** begin Raw data **
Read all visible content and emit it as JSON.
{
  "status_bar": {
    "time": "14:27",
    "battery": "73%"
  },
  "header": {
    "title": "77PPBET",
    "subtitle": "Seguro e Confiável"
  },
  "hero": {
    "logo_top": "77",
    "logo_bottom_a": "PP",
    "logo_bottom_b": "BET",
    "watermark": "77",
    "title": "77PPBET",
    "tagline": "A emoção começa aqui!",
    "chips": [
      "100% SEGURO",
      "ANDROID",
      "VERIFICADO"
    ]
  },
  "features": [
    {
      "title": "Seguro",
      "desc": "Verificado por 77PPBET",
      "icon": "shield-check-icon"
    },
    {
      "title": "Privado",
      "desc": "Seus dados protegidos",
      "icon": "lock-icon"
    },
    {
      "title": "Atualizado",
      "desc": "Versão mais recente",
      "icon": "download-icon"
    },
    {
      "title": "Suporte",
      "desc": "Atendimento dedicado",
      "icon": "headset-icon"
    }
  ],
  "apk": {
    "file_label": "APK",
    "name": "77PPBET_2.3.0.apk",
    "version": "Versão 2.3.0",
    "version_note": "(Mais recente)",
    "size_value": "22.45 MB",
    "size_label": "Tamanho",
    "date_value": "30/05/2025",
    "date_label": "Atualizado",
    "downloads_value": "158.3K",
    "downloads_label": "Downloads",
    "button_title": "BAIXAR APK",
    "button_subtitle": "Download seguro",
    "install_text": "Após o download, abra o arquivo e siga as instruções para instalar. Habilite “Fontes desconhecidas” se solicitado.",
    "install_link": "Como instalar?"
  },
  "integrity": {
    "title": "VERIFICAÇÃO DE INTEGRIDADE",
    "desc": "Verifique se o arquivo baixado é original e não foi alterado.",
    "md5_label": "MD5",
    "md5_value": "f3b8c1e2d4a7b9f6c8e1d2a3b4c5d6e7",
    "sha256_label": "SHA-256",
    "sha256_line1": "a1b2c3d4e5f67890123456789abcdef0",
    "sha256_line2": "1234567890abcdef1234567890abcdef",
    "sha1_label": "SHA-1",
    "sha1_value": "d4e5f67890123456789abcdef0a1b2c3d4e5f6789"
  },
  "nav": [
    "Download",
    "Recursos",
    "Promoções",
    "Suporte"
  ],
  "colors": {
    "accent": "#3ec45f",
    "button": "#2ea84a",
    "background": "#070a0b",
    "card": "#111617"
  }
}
** end Raw data **
** begin Raw data **
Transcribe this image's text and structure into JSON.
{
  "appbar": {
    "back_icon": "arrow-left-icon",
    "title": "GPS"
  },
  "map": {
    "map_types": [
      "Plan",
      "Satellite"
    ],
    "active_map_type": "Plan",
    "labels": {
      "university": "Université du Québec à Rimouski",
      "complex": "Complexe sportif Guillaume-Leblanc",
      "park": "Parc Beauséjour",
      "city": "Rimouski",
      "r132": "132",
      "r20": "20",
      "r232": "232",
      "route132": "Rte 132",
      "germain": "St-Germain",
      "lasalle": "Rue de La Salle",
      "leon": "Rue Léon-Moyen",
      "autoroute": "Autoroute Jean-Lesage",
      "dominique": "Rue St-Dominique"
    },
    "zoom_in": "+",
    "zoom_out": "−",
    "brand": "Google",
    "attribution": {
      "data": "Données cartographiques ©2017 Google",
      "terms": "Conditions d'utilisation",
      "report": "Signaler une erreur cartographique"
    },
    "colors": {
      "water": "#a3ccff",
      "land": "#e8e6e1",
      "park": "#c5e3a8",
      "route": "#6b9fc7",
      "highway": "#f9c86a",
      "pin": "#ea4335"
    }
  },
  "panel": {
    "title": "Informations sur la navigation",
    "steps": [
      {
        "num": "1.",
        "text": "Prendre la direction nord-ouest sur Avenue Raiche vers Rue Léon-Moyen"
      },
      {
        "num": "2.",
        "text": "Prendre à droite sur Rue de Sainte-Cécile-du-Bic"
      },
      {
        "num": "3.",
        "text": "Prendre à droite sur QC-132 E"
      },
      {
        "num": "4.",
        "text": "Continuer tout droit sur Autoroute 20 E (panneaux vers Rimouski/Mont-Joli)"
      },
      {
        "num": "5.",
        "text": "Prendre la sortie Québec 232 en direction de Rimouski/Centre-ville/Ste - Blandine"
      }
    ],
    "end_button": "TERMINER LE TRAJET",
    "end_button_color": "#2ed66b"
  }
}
** end Raw data **
** begin Raw data **
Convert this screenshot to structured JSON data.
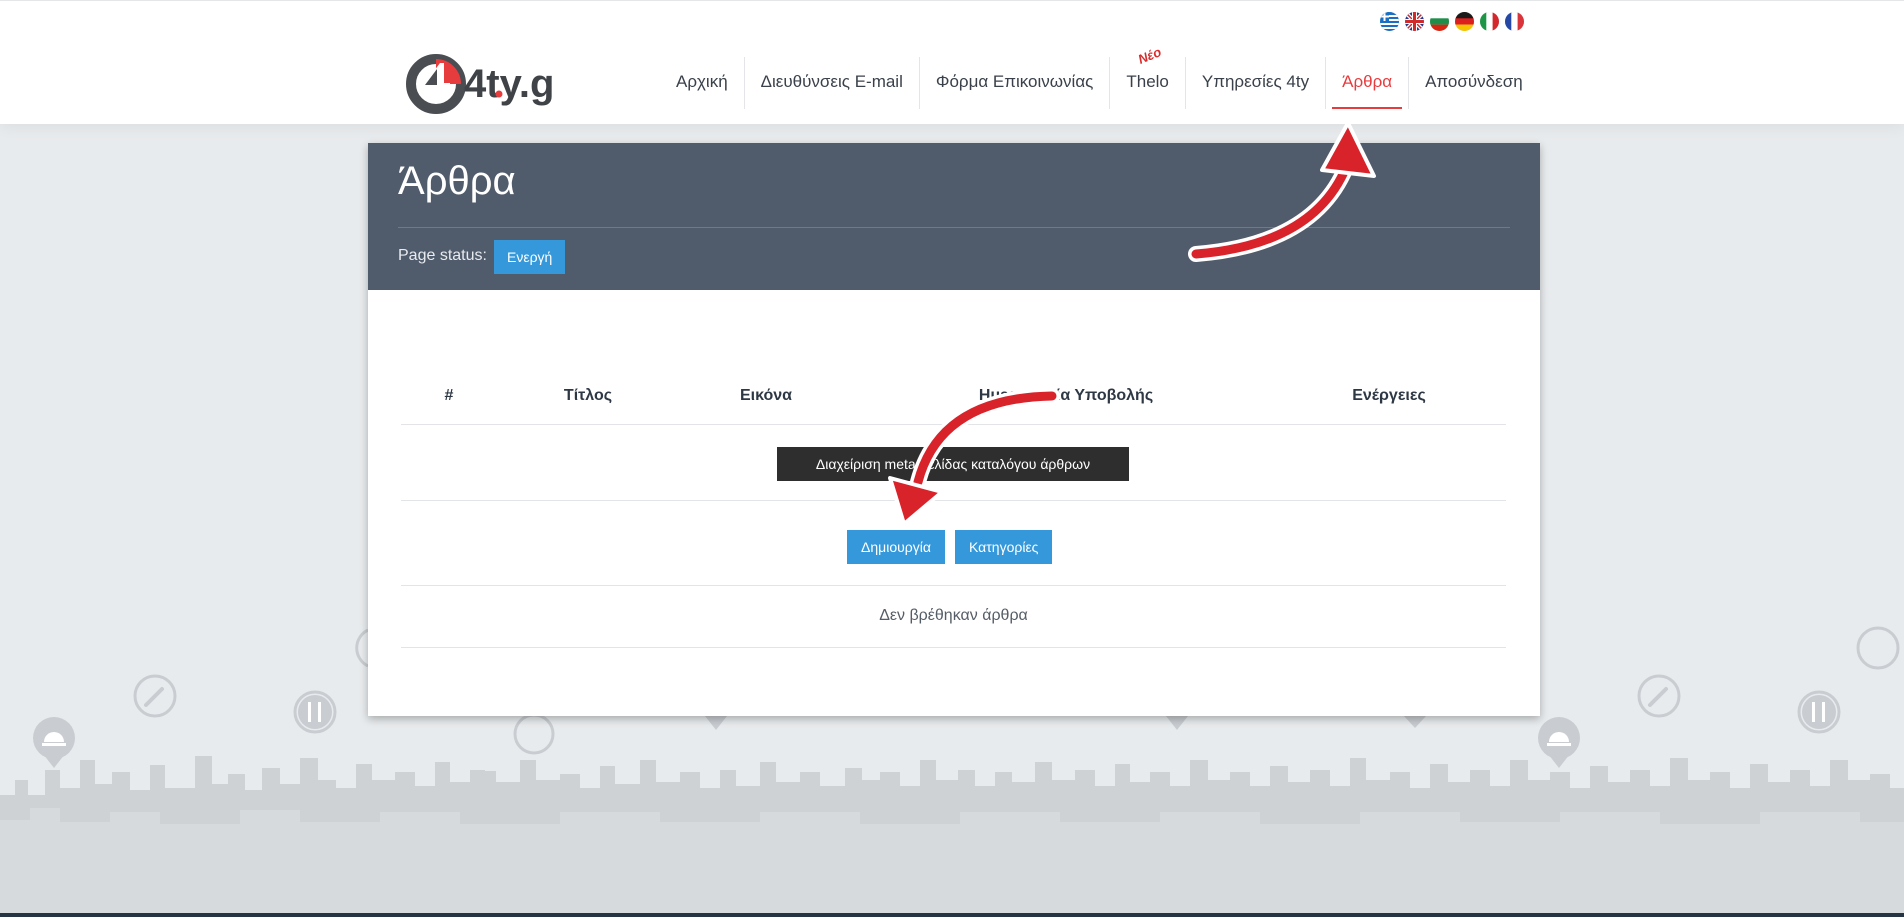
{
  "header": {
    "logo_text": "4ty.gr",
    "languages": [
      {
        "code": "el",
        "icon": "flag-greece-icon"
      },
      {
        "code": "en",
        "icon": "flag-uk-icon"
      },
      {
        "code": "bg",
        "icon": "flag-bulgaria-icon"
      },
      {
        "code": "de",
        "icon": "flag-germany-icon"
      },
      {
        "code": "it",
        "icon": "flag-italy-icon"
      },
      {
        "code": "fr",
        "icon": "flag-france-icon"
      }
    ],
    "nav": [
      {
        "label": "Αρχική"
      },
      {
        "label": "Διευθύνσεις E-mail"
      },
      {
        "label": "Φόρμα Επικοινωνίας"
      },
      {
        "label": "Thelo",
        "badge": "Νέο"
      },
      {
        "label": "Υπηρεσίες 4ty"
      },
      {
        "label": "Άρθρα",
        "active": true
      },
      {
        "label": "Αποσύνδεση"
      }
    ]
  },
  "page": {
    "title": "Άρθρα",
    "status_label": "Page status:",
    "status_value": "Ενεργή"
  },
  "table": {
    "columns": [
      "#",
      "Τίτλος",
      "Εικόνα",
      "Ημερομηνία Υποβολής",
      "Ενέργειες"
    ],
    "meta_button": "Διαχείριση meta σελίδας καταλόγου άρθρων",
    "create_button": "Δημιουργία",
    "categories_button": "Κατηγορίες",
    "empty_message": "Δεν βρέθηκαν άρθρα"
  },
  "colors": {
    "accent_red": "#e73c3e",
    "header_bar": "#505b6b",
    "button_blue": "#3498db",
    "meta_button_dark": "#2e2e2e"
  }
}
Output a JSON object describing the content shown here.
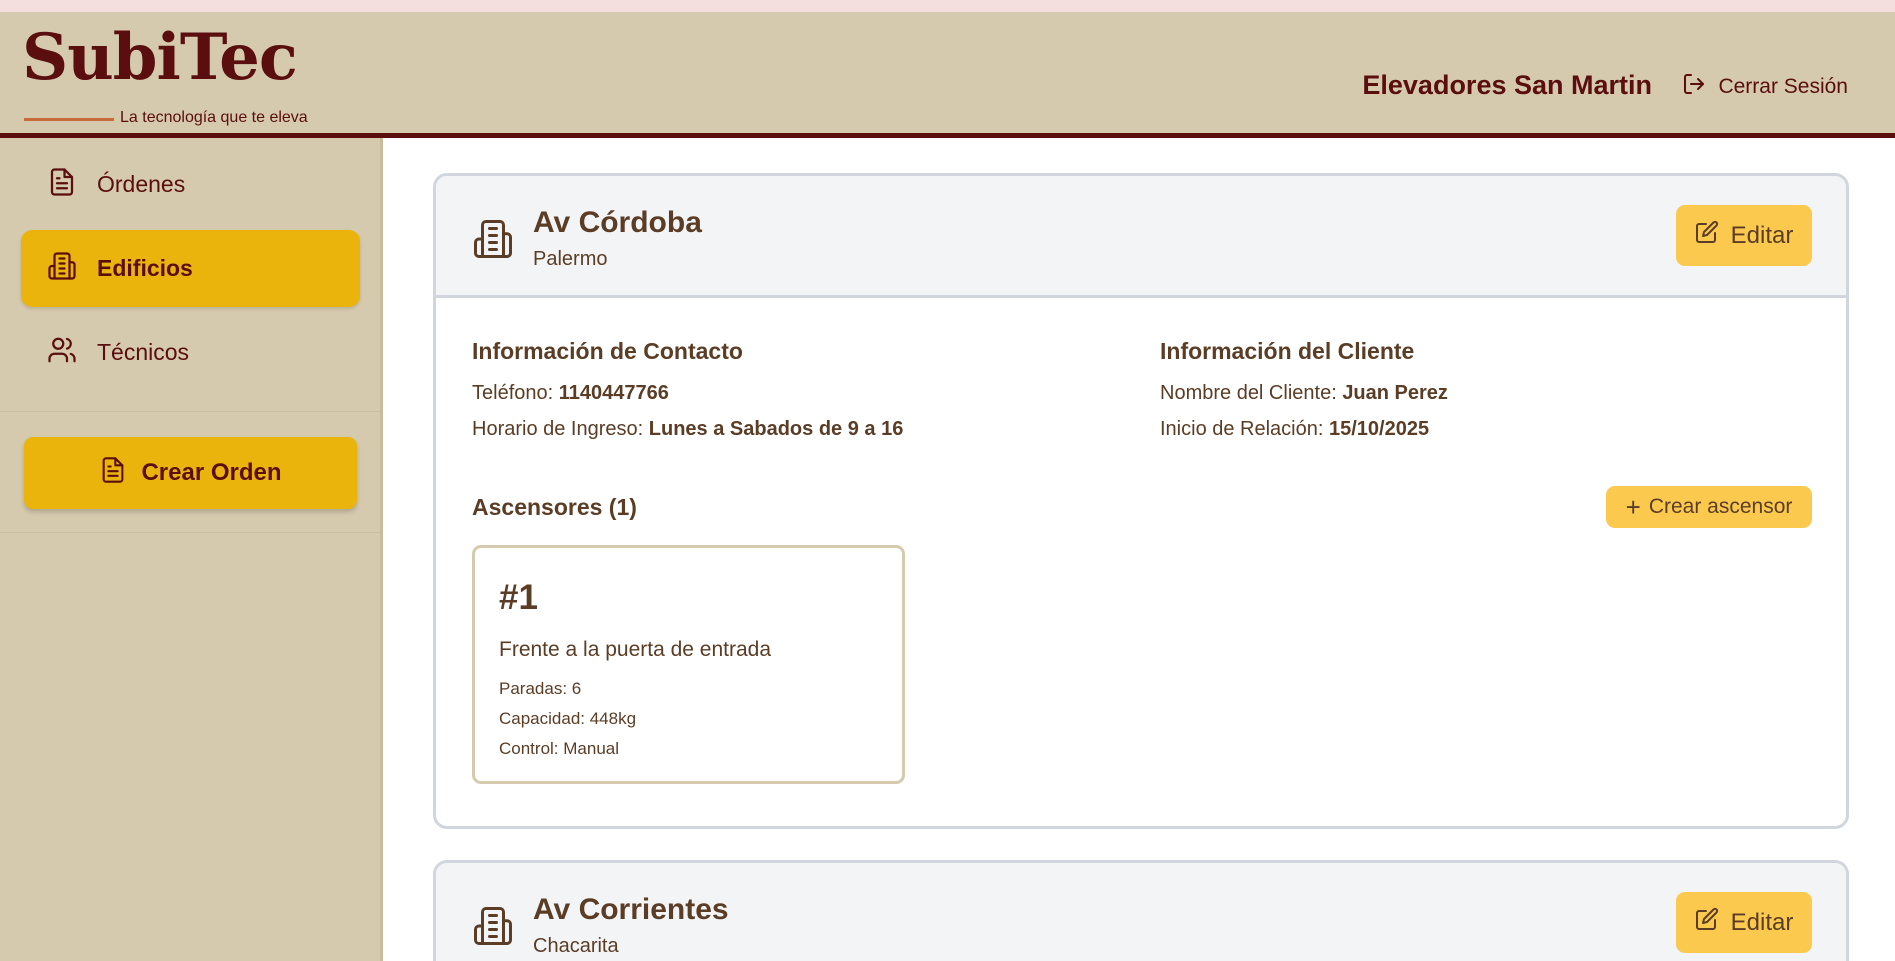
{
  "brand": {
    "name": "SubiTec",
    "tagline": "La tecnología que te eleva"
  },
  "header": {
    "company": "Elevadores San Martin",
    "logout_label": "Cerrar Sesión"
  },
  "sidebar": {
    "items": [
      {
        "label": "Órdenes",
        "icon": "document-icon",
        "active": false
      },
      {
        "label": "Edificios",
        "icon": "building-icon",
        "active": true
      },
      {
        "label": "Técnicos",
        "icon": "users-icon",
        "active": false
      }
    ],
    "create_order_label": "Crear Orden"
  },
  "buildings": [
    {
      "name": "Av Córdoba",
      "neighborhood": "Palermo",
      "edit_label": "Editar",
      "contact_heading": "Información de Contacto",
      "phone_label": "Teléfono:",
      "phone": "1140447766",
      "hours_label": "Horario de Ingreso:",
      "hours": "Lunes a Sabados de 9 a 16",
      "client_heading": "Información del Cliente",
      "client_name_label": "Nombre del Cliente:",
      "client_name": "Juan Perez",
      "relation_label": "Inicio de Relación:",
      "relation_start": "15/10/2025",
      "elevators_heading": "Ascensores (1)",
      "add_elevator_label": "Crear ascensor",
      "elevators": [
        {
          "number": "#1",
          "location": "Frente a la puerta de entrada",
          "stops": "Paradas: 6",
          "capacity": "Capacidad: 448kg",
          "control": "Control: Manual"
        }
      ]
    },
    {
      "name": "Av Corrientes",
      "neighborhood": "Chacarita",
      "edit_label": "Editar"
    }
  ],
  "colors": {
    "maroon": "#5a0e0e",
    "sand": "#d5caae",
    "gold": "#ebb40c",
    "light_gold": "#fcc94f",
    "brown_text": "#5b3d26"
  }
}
** end Raw data **
What is being asked: Copy out each line of the records that holds the string "recente".

Exercise response:
      "desc": "Versão mais recente",
    "version_note": "(Mais recente)",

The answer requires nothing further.